## Extracted records:
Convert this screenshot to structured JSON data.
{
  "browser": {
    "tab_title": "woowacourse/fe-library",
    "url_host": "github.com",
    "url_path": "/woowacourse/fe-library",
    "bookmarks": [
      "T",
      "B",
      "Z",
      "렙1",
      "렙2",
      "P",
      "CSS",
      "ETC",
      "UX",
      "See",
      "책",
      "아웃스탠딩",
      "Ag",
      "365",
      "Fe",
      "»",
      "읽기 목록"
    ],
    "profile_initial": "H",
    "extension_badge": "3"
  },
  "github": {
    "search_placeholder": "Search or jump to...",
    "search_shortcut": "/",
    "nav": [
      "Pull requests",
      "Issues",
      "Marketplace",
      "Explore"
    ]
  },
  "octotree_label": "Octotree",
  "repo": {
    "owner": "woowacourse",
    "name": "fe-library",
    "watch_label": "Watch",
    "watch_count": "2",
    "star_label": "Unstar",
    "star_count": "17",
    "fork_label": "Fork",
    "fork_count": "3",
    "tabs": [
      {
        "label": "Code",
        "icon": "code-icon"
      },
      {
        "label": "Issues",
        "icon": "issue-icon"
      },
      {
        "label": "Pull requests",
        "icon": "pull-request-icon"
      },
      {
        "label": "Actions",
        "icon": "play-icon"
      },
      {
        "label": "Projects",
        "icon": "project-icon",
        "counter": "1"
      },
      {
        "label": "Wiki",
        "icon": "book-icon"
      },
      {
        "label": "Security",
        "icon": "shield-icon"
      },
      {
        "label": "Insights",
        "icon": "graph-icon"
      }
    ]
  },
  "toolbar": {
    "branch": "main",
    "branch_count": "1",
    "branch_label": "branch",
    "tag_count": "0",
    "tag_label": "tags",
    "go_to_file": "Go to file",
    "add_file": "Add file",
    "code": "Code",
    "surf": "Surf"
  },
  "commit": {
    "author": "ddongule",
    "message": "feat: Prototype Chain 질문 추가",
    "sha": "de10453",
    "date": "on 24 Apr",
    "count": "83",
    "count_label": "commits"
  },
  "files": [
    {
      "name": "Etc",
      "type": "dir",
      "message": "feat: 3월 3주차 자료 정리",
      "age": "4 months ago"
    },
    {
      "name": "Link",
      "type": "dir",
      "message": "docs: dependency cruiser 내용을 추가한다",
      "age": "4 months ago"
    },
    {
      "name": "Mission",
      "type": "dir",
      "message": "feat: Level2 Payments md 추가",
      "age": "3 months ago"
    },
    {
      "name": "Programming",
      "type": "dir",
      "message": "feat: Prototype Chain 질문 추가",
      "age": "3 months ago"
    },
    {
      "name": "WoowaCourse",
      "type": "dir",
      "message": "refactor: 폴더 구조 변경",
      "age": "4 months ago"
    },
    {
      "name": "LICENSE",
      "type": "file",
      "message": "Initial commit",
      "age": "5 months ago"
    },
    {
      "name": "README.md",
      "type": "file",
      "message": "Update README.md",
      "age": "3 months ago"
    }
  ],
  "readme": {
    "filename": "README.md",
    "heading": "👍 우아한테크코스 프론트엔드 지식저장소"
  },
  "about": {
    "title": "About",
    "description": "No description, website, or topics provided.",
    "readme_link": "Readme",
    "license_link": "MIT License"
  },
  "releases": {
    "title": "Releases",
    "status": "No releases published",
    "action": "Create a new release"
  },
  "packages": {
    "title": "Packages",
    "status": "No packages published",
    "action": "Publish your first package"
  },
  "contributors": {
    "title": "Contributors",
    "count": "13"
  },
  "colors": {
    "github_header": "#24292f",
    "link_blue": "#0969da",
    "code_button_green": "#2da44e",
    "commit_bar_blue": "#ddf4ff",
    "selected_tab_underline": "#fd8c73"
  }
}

## The task:
Report the number of lines above containing the word "message", with no other text.

## Full solution:
8